* [What is asked]:
Give the entries again, word for word.

* [Input rows]:
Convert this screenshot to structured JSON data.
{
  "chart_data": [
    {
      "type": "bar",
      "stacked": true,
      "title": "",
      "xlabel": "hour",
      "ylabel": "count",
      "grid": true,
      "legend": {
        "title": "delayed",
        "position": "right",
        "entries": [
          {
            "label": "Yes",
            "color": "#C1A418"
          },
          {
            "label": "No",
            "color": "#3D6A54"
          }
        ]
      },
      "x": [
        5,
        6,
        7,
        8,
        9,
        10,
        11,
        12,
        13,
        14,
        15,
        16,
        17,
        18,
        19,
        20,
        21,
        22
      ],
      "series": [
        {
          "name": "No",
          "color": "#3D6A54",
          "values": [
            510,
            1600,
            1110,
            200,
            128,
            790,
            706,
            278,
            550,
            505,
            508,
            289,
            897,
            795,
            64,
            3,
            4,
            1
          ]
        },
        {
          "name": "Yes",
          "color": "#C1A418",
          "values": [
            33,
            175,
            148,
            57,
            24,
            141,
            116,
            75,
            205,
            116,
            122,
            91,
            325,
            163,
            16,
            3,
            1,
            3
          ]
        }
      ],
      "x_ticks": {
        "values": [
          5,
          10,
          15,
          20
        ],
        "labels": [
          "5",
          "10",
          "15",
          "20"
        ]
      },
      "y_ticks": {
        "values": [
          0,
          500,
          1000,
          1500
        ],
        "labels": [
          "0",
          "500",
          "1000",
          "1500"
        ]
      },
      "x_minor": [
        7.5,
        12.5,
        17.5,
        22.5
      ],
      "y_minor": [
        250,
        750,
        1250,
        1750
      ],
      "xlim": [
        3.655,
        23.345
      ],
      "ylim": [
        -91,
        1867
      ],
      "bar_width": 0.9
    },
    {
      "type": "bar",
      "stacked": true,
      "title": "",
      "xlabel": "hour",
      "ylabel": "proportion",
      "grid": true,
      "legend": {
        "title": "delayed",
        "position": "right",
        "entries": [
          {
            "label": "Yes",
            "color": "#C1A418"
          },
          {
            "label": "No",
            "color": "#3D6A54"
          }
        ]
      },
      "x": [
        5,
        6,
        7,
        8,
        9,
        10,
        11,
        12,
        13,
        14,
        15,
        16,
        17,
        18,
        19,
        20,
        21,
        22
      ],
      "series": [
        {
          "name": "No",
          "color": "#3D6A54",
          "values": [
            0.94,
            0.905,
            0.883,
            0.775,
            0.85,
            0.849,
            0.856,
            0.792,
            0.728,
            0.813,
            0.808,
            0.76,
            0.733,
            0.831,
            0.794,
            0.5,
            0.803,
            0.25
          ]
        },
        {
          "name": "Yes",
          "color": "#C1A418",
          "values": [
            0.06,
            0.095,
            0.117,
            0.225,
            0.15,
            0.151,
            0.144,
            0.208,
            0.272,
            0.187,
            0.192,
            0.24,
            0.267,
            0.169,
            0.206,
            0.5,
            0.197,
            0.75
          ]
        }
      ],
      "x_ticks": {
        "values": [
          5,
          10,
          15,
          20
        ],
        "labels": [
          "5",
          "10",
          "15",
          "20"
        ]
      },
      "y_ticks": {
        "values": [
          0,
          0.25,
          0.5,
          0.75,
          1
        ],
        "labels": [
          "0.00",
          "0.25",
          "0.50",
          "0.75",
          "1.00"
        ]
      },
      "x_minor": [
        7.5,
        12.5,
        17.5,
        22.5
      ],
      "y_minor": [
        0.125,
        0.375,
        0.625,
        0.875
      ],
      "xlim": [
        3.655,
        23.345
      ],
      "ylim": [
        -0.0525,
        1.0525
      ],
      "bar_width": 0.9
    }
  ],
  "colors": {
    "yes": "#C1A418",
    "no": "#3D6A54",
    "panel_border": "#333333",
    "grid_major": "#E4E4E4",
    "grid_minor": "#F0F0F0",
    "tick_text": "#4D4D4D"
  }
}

* [Solution for this task]:
Convert this screenshot to structured JSON data.
{
  "chart_data": [
    {
      "type": "bar",
      "stacked": true,
      "title": "",
      "xlabel": "hour",
      "ylabel": "count",
      "grid": true,
      "legend": {
        "title": "delayed",
        "position": "right",
        "entries": [
          {
            "label": "Yes",
            "color": "#C1A418"
          },
          {
            "label": "No",
            "color": "#3D6A54"
          }
        ]
      },
      "x": [
        5,
        6,
        7,
        8,
        9,
        10,
        11,
        12,
        13,
        14,
        15,
        16,
        17,
        18,
        19,
        20,
        21,
        22
      ],
      "series": [
        {
          "name": "No",
          "color": "#3D6A54",
          "values": [
            510,
            1600,
            1110,
            200,
            128,
            790,
            706,
            278,
            550,
            505,
            508,
            289,
            897,
            795,
            64,
            3,
            4,
            1
          ]
        },
        {
          "name": "Yes",
          "color": "#C1A418",
          "values": [
            33,
            175,
            148,
            57,
            24,
            141,
            116,
            75,
            205,
            116,
            122,
            91,
            325,
            163,
            16,
            3,
            1,
            3
          ]
        }
      ],
      "x_ticks": {
        "values": [
          5,
          10,
          15,
          20
        ],
        "labels": [
          "5",
          "10",
          "15",
          "20"
        ]
      },
      "y_ticks": {
        "values": [
          0,
          500,
          1000,
          1500
        ],
        "labels": [
          "0",
          "500",
          "1000",
          "1500"
        ]
      },
      "x_minor": [
        7.5,
        12.5,
        17.5,
        22.5
      ],
      "y_minor": [
        250,
        750,
        1250,
        1750
      ],
      "xlim": [
        3.655,
        23.345
      ],
      "ylim": [
        -91,
        1867
      ],
      "bar_width": 0.9
    },
    {
      "type": "bar",
      "stacked": true,
      "title": "",
      "xlabel": "hour",
      "ylabel": "proportion",
      "grid": true,
      "legend": {
        "title": "delayed",
        "position": "right",
        "entries": [
          {
            "label": "Yes",
            "color": "#C1A418"
          },
          {
            "label": "No",
            "color": "#3D6A54"
          }
        ]
      },
      "x": [
        5,
        6,
        7,
        8,
        9,
        10,
        11,
        12,
        13,
        14,
        15,
        16,
        17,
        18,
        19,
        20,
        21,
        22
      ],
      "series": [
        {
          "name": "No",
          "color": "#3D6A54",
          "values": [
            0.94,
            0.905,
            0.883,
            0.775,
            0.85,
            0.849,
            0.856,
            0.792,
            0.728,
            0.813,
            0.808,
            0.76,
            0.733,
            0.831,
            0.794,
            0.5,
            0.803,
            0.25
          ]
        },
        {
          "name": "Yes",
          "color": "#C1A418",
          "values": [
            0.06,
            0.095,
            0.117,
            0.225,
            0.15,
            0.151,
            0.144,
            0.208,
            0.272,
            0.187,
            0.192,
            0.24,
            0.267,
            0.169,
            0.206,
            0.5,
            0.197,
            0.75
          ]
        }
      ],
      "x_ticks": {
        "values": [
          5,
          10,
          15,
          20
        ],
        "labels": [
          "5",
          "10",
          "15",
          "20"
        ]
      },
      "y_ticks": {
        "values": [
          0,
          0.25,
          0.5,
          0.75,
          1
        ],
        "labels": [
          "0.00",
          "0.25",
          "0.50",
          "0.75",
          "1.00"
        ]
      },
      "x_minor": [
        7.5,
        12.5,
        17.5,
        22.5
      ],
      "y_minor": [
        0.125,
        0.375,
        0.625,
        0.875
      ],
      "xlim": [
        3.655,
        23.345
      ],
      "ylim": [
        -0.0525,
        1.0525
      ],
      "bar_width": 0.9
    }
  ],
  "colors": {
    "yes": "#C1A418",
    "no": "#3D6A54",
    "panel_border": "#333333",
    "grid_major": "#E4E4E4",
    "grid_minor": "#F0F0F0",
    "tick_text": "#4D4D4D"
  }
}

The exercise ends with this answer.